>> Start Records for this exercise

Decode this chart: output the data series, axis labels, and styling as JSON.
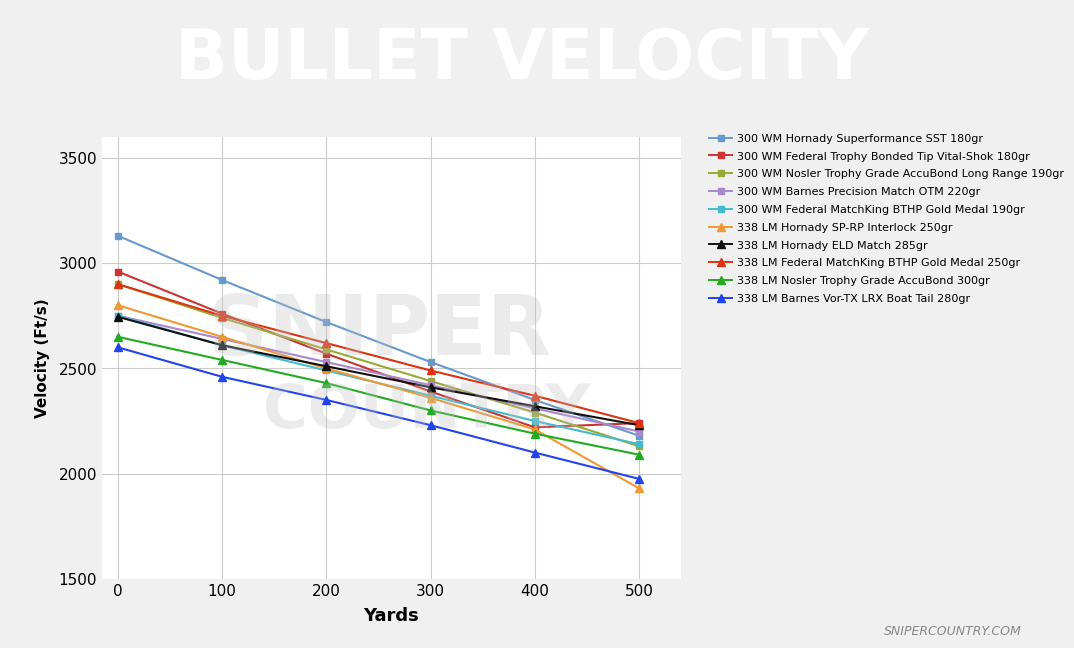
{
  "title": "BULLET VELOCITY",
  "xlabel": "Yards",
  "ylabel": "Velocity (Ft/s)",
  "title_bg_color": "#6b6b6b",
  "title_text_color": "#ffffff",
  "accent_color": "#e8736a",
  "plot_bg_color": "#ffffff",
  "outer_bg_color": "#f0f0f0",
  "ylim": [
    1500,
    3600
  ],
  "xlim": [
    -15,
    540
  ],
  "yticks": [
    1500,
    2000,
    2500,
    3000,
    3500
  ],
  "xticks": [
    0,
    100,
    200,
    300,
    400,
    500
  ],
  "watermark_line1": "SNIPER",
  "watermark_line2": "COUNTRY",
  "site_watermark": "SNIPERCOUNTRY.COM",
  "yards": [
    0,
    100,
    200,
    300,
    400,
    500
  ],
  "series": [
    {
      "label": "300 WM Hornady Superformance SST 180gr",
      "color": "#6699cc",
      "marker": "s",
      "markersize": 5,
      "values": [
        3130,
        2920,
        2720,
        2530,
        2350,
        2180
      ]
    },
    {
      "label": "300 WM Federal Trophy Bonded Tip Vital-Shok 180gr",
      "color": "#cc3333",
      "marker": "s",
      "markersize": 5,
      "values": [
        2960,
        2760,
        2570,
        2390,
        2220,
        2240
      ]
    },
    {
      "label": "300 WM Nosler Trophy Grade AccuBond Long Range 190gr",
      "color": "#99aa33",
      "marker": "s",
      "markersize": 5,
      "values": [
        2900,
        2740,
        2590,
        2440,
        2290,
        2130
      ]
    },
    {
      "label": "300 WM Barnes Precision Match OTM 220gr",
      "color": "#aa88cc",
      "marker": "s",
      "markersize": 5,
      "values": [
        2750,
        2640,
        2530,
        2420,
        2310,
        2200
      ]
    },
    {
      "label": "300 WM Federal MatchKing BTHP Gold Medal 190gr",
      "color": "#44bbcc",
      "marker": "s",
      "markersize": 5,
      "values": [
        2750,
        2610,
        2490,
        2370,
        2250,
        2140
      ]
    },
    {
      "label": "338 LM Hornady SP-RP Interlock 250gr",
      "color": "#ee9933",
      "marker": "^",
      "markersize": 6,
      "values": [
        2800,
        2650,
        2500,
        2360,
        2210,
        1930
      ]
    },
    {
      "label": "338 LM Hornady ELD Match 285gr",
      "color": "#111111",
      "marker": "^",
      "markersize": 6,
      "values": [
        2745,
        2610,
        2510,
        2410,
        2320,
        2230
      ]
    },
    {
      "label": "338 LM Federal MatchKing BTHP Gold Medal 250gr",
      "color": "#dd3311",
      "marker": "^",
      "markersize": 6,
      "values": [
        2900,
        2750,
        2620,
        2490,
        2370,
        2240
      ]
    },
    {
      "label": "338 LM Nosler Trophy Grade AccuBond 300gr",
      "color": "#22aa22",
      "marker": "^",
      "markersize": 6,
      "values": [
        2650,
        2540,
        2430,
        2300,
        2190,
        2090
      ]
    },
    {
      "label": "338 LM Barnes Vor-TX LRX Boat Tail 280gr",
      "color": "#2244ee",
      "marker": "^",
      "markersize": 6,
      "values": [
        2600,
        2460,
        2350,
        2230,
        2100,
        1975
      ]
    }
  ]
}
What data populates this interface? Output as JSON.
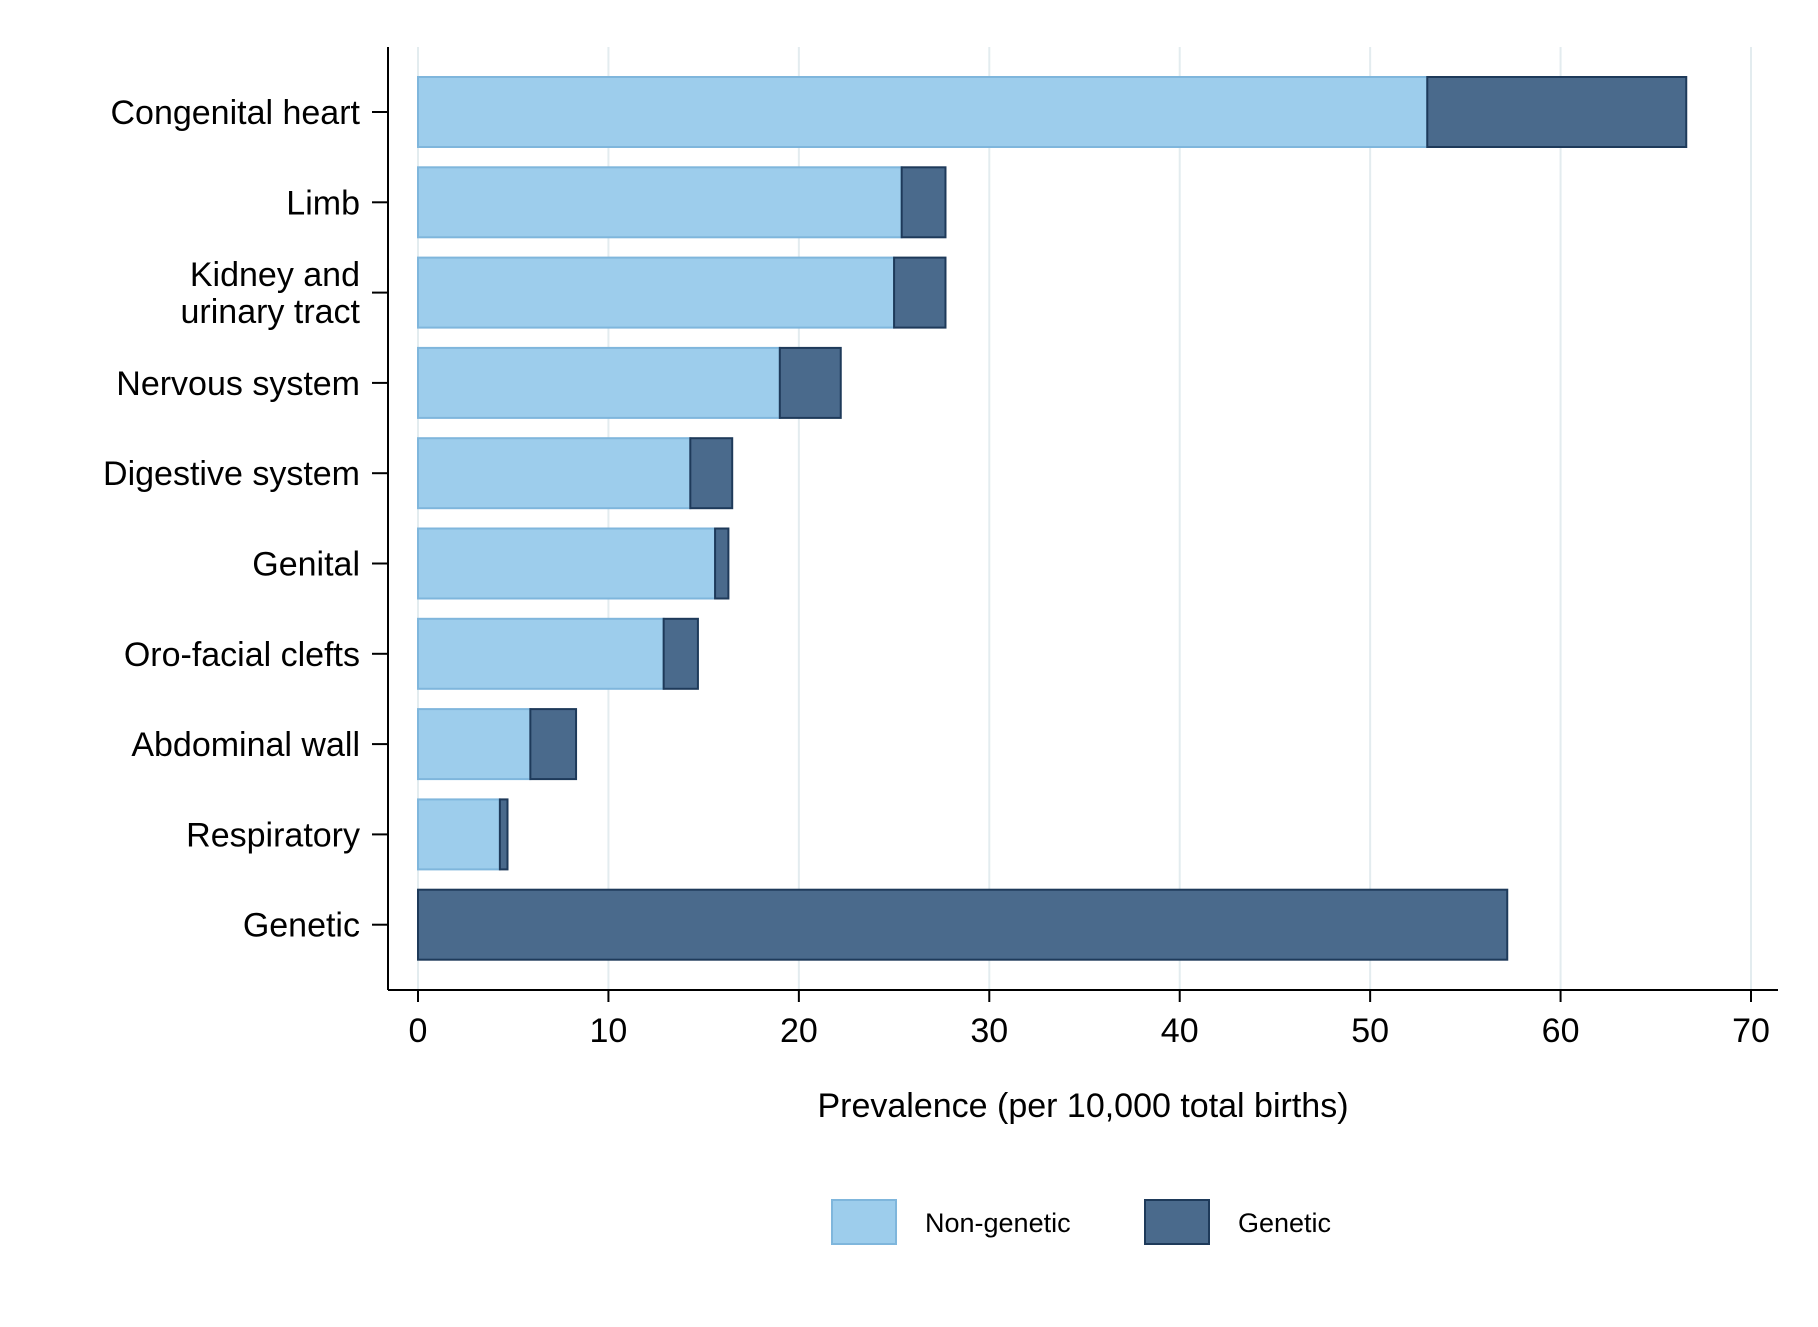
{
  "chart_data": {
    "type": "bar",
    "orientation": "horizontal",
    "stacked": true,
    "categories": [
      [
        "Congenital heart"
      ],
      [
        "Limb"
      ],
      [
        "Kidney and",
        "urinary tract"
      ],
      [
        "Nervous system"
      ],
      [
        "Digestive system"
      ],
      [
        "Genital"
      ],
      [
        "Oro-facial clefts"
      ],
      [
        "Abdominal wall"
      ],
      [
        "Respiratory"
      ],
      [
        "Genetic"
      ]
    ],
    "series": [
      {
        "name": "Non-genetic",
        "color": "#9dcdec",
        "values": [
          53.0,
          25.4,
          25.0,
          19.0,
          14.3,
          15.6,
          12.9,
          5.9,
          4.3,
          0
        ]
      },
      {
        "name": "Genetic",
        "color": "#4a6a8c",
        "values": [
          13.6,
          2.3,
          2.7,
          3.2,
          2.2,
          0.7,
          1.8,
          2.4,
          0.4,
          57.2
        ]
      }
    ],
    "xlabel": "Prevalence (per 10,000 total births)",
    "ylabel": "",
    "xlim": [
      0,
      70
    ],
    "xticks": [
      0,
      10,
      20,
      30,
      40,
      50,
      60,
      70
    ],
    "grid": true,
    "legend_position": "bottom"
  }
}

>> End Records for this exercise

[Work instructions]
Transcribe the full listing above exactly as it stands, minus the pictures.

[Task answer]
Decode this chart: output the data series, axis labels, and styling as JSON.
{
  "title": "BULLET VELOCITY",
  "xlabel": "Yards",
  "ylabel": "Velocity (Ft/s)",
  "title_bg_color": "#6b6b6b",
  "title_text_color": "#ffffff",
  "accent_color": "#e8736a",
  "plot_bg_color": "#ffffff",
  "outer_bg_color": "#f0f0f0",
  "ylim": [
    1500,
    3600
  ],
  "xlim": [
    -15,
    540
  ],
  "yticks": [
    1500,
    2000,
    2500,
    3000,
    3500
  ],
  "xticks": [
    0,
    100,
    200,
    300,
    400,
    500
  ],
  "watermark_line1": "SNIPER",
  "watermark_line2": "COUNTRY",
  "site_watermark": "SNIPERCOUNTRY.COM",
  "yards": [
    0,
    100,
    200,
    300,
    400,
    500
  ],
  "series": [
    {
      "label": "300 WM Hornady Superformance SST 180gr",
      "color": "#6699cc",
      "marker": "s",
      "markersize": 5,
      "values": [
        3130,
        2920,
        2720,
        2530,
        2350,
        2180
      ]
    },
    {
      "label": "300 WM Federal Trophy Bonded Tip Vital-Shok 180gr",
      "color": "#cc3333",
      "marker": "s",
      "markersize": 5,
      "values": [
        2960,
        2760,
        2570,
        2390,
        2220,
        2240
      ]
    },
    {
      "label": "300 WM Nosler Trophy Grade AccuBond Long Range 190gr",
      "color": "#99aa33",
      "marker": "s",
      "markersize": 5,
      "values": [
        2900,
        2740,
        2590,
        2440,
        2290,
        2130
      ]
    },
    {
      "label": "300 WM Barnes Precision Match OTM 220gr",
      "color": "#aa88cc",
      "marker": "s",
      "markersize": 5,
      "values": [
        2750,
        2640,
        2530,
        2420,
        2310,
        2200
      ]
    },
    {
      "label": "300 WM Federal MatchKing BTHP Gold Medal 190gr",
      "color": "#44bbcc",
      "marker": "s",
      "markersize": 5,
      "values": [
        2750,
        2610,
        2490,
        2370,
        2250,
        2140
      ]
    },
    {
      "label": "338 LM Hornady SP-RP Interlock 250gr",
      "color": "#ee9933",
      "marker": "^",
      "markersize": 6,
      "values": [
        2800,
        2650,
        2500,
        2360,
        2210,
        1930
      ]
    },
    {
      "label": "338 LM Hornady ELD Match 285gr",
      "color": "#111111",
      "marker": "^",
      "markersize": 6,
      "values": [
        2745,
        2610,
        2510,
        2410,
        2320,
        2230
      ]
    },
    {
      "label": "338 LM Federal MatchKing BTHP Gold Medal 250gr",
      "color": "#dd3311",
      "marker": "^",
      "markersize": 6,
      "values": [
        2900,
        2750,
        2620,
        2490,
        2370,
        2240
      ]
    },
    {
      "label": "338 LM Nosler Trophy Grade AccuBond 300gr",
      "color": "#22aa22",
      "marker": "^",
      "markersize": 6,
      "values": [
        2650,
        2540,
        2430,
        2300,
        2190,
        2090
      ]
    },
    {
      "label": "338 LM Barnes Vor-TX LRX Boat Tail 280gr",
      "color": "#2244ee",
      "marker": "^",
      "markersize": 6,
      "values": [
        2600,
        2460,
        2350,
        2230,
        2100,
        1975
      ]
    }
  ]
}
What data populates this interface? Output as JSON.
{
  "chart_data": {
    "type": "bar",
    "orientation": "horizontal",
    "stacked": true,
    "categories": [
      [
        "Congenital heart"
      ],
      [
        "Limb"
      ],
      [
        "Kidney and",
        "urinary tract"
      ],
      [
        "Nervous system"
      ],
      [
        "Digestive system"
      ],
      [
        "Genital"
      ],
      [
        "Oro-facial clefts"
      ],
      [
        "Abdominal wall"
      ],
      [
        "Respiratory"
      ],
      [
        "Genetic"
      ]
    ],
    "series": [
      {
        "name": "Non-genetic",
        "color": "#9dcdec",
        "values": [
          53.0,
          25.4,
          25.0,
          19.0,
          14.3,
          15.6,
          12.9,
          5.9,
          4.3,
          0
        ]
      },
      {
        "name": "Genetic",
        "color": "#4a6a8c",
        "values": [
          13.6,
          2.3,
          2.7,
          3.2,
          2.2,
          0.7,
          1.8,
          2.4,
          0.4,
          57.2
        ]
      }
    ],
    "xlabel": "Prevalence (per 10,000 total births)",
    "ylabel": "",
    "xlim": [
      0,
      70
    ],
    "xticks": [
      0,
      10,
      20,
      30,
      40,
      50,
      60,
      70
    ],
    "grid": true,
    "legend_position": "bottom"
  }
}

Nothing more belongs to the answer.